## Input records
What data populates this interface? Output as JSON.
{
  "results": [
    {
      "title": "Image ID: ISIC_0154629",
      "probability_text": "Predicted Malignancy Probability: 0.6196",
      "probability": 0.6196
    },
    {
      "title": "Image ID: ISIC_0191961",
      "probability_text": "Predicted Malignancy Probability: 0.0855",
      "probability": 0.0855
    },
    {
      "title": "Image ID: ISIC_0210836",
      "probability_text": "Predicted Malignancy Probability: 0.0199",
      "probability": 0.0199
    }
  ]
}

## Task description
Quote each line of the listing above exactly.

## Exercise response
What data populates this interface? Output as JSON.
{
  "results": [
    {
      "title": "Image ID: ISIC_0154629",
      "probability_text": "Predicted Malignancy Probability: 0.6196",
      "probability": 0.6196
    },
    {
      "title": "Image ID: ISIC_0191961",
      "probability_text": "Predicted Malignancy Probability: 0.0855",
      "probability": 0.0855
    },
    {
      "title": "Image ID: ISIC_0210836",
      "probability_text": "Predicted Malignancy Probability: 0.0199",
      "probability": 0.0199
    }
  ]
}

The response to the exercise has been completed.